- **Stated task**
Can you retype, word for word, the part of the HarmonyOS article below that begins at the words "Trump’s ban on" and stops after "to be smartphones."?

- **Article**

Trump’s ban on Huawei was arguably the biggest single blow to the smartphone ecosystem in recent years, crippling the company’s prospects in western markets where access to Google services is essential for Android users. Since then, Huawei has been focusing on building its own mobile OS, and we now know it is set to arrive soon: Huawei announced that HarmonyOS — known as Hongmeng in China — will launch on June 2.

HarmonyOS has technically been around as an OS for the internet-of-things for a while, but Huawei has been devoting its resources towards making it more of a full-fledged smartphone OS. The company reportedly expects 200 million of its devices to be equipped with HarmonyOS by the end of the year, although it did not specify how many of these are expected to be smartphones.

Before the Trump ban, Huawei was expanding its global reach as one of the biggest mobile companies in tech, going toe-to-toe with Apple and Samsung in worldwide sales — it was even the number one smartphone maker for a while. But after the company’s devices were effectively barred from using a full-fledged version of Android, Huawei phones have gone from being some of the most hyped devices in any given year to something of an afterthought for western markets.

It’s hard to imagine HarmonyOS will do much to change that. The OS is basically a customized Android fork, sharing much code with Android 10 as of its version 2.0 beta. Without Google services, it’s unlikely the OS will help Huawei regain much mindshare outside of China. But you can bet it’s going to try.

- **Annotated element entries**
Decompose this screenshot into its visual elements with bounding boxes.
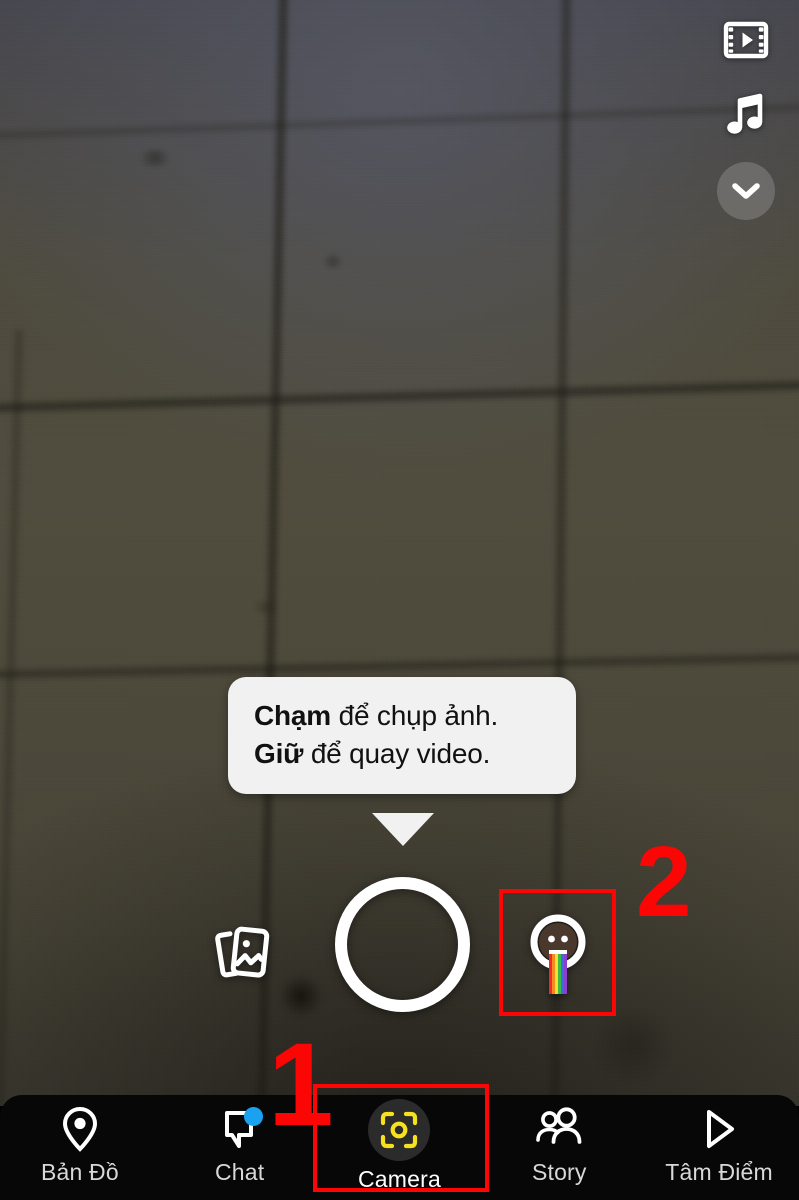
tooltip-line-2-strong: Giữ <box>254 738 304 770</box>
bottom-navigation-bar: Bản Đồ Chat Camera Story Tâm Điểm <box>0 1095 799 1200</box>
nav-item-map[interactable]: Bản Đồ <box>0 1095 160 1200</box>
lens-button[interactable] <box>519 908 597 1000</box>
nav-item-spotlight[interactable]: Tâm Điểm <box>639 1095 799 1200</box>
camera-scan-icon <box>368 1099 431 1161</box>
chat-unread-badge <box>243 1107 263 1126</box>
annotation-number-2: 2 <box>636 826 692 938</box>
camera-hint-tooltip: Chạm để chụp ảnh. Giữ để quay video. <box>228 677 576 794</box>
map-pin-icon <box>52 1104 108 1154</box>
tooltip-line-2: Giữ để quay video. <box>254 735 554 773</box>
nav-label-story: Story <box>531 1159 587 1185</box>
people-group-icon <box>531 1104 587 1154</box>
memories-button[interactable] <box>203 912 283 992</box>
film-strip-icon[interactable] <box>720 14 772 66</box>
tooltip-line-1-rest: để chụp ảnh. <box>331 700 499 731</box>
nav-label-spotlight: Tâm Điểm <box>665 1159 773 1185</box>
nav-item-camera[interactable]: Camera <box>320 1095 480 1200</box>
nav-item-story[interactable]: Story <box>479 1095 639 1200</box>
tooltip-line-1-strong: Chạm <box>254 700 331 731</box>
chat-bubble-icon <box>212 1104 268 1154</box>
camera-screen: Chạm để chụp ảnh. Giữ để quay video. 2 B… <box>0 0 799 1200</box>
annotation-number-1: 1 <box>268 1019 334 1151</box>
nav-label-camera: Camera <box>357 1166 441 1192</box>
tooltip-pointer <box>372 813 434 846</box>
tooltip-line-2-rest: để quay video. <box>303 738 491 770</box>
tooltip-line-1: Chạm để chụp ảnh. <box>254 697 554 735</box>
chevron-down-icon[interactable] <box>717 162 775 220</box>
nav-label-map: Bản Đồ <box>40 1159 119 1185</box>
top-toolbar <box>709 14 783 220</box>
play-triangle-icon <box>691 1104 747 1154</box>
nav-label-chat: Chat <box>215 1159 265 1185</box>
music-note-icon[interactable] <box>720 88 772 140</box>
shutter-button[interactable] <box>335 877 470 1012</box>
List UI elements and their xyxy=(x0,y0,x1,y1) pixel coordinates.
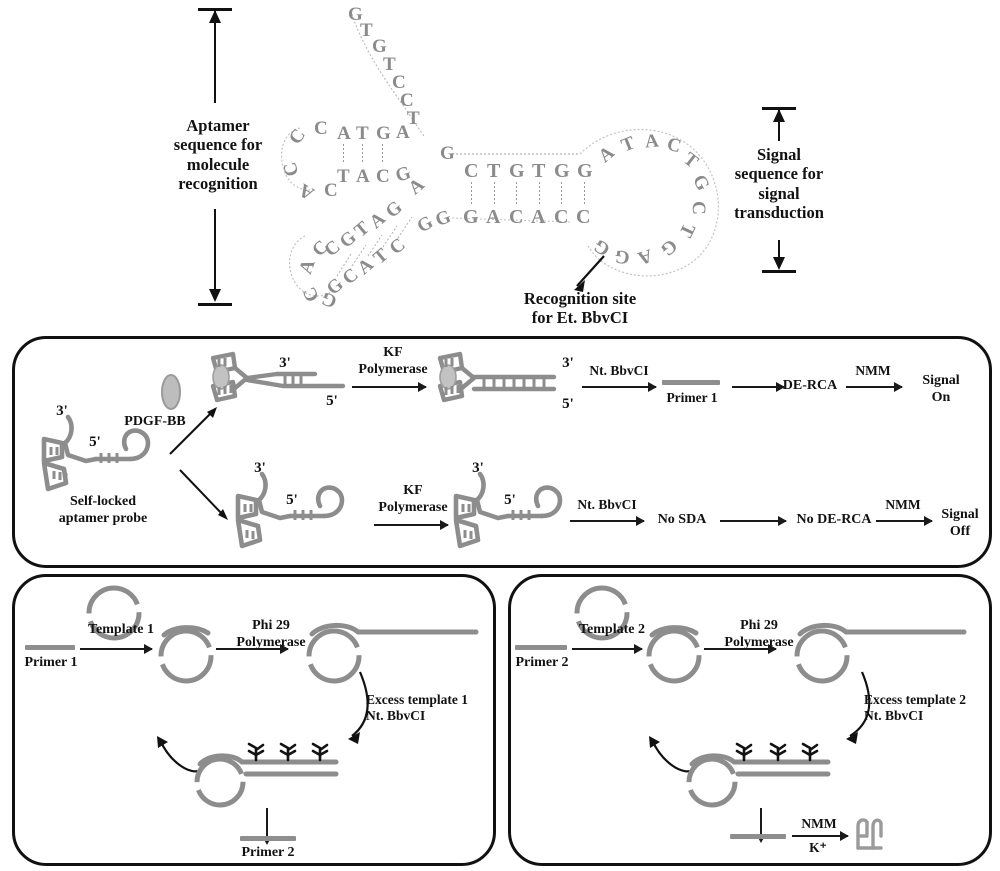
excess-template-2-arrow xyxy=(649,671,871,773)
excess-2-line-1: Excess template 2 xyxy=(864,692,966,707)
figure-canvas: Aptamer sequence for molecule recognitio… xyxy=(0,0,1000,871)
arrow-nmm-bottom xyxy=(792,831,849,841)
excess-template-2-label: Excess template 2 Nt. BbvCI xyxy=(864,692,988,724)
arrow-to-gquadruplex xyxy=(756,808,766,843)
potassium-ion-label: K⁺ xyxy=(809,840,827,855)
excess-2-line-2: Nt. BbvCI xyxy=(864,707,924,723)
g-quadruplex-icon xyxy=(856,818,883,850)
g-rich-strand-icon xyxy=(730,834,786,839)
nicked-rca-product-2-icon xyxy=(686,742,831,808)
nmm-label-bottom: NMM xyxy=(801,816,837,831)
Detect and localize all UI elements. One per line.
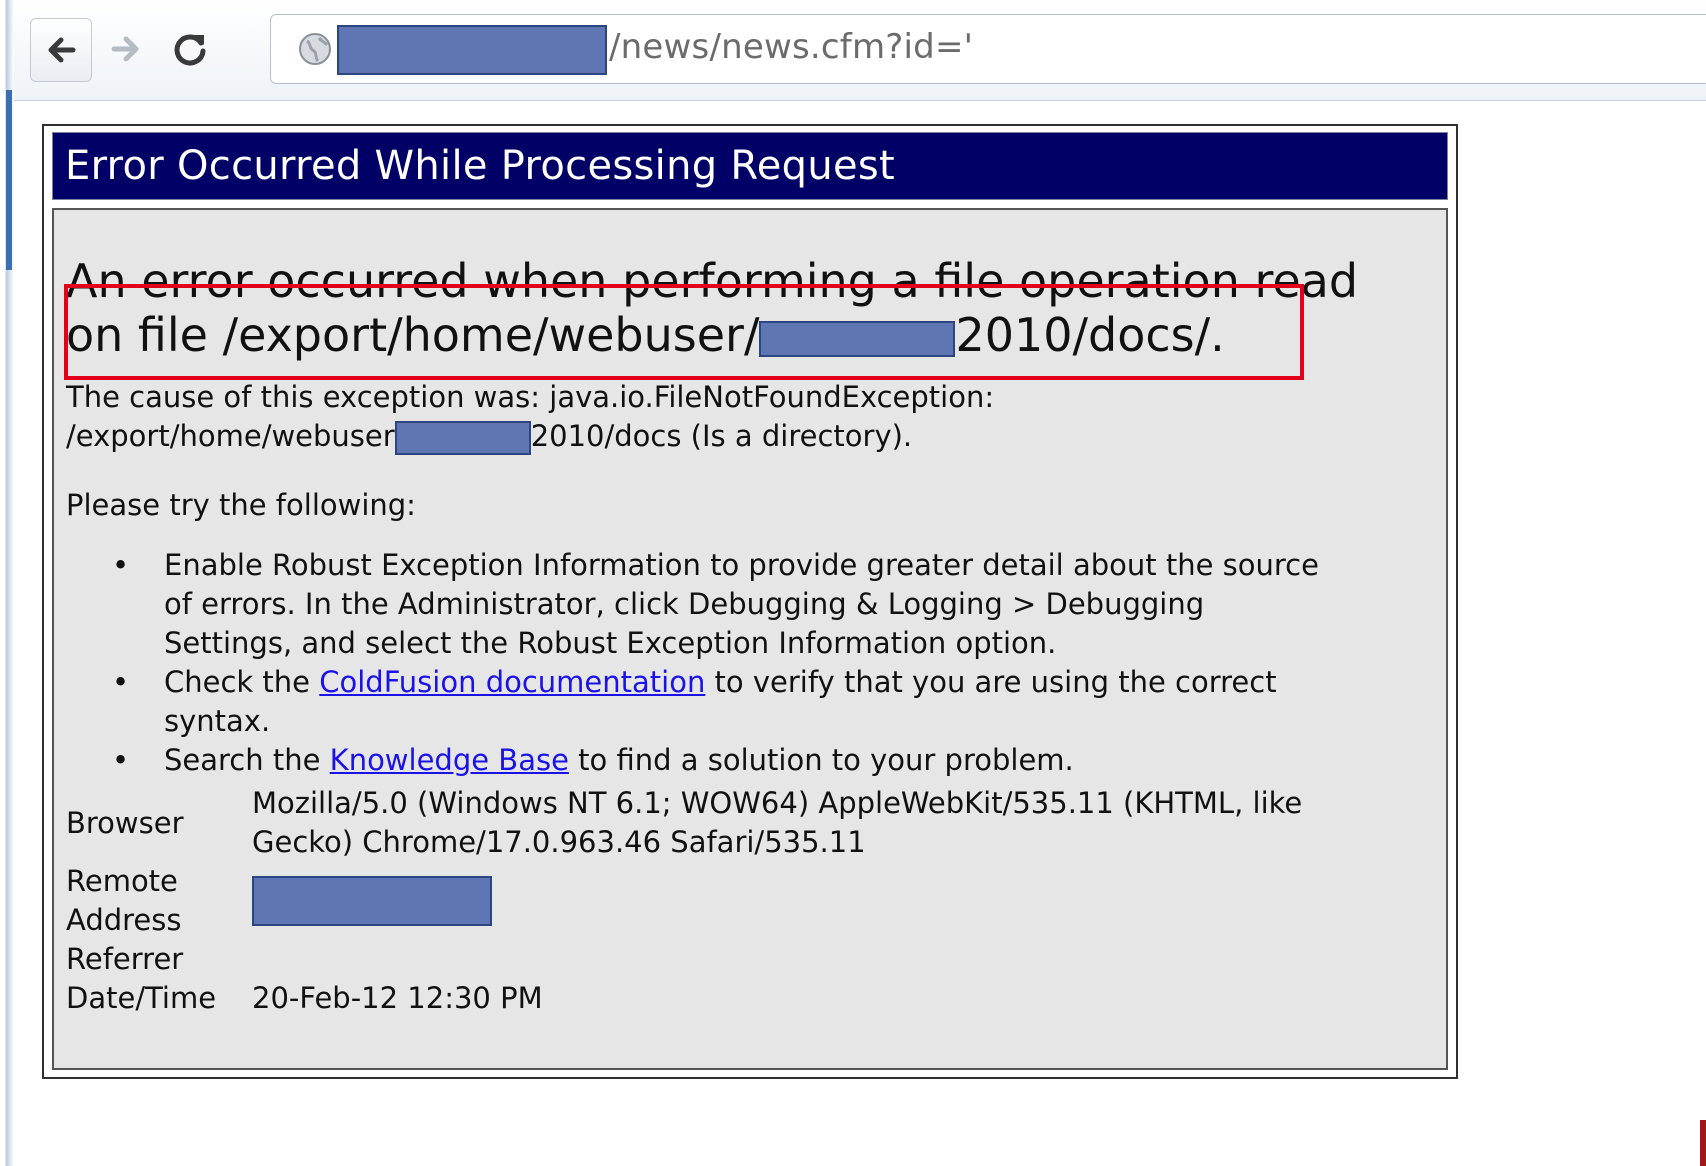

- **Solution for this exercise**
Trump’s ban on Huawei was arguably the biggest single blow to the smartphone ecosystem in recent years, crippling the company’s prospects in western markets where access to Google services is essential for Android users. Since then, Huawei has been focusing on building its own mobile OS, and we now know it is set to arrive soon: Huawei announced that HarmonyOS — known as Hongmeng in China — will launch on June 2.

HarmonyOS has technically been around as an OS for the internet-of-things for a while, but Huawei has been devoting its resources towards making it more of a full-fledged smartphone OS. The company reportedly expects 200 million of its devices to be equipped with HarmonyOS by the end of the year, although it did not specify how many of these are expected to be smartphones.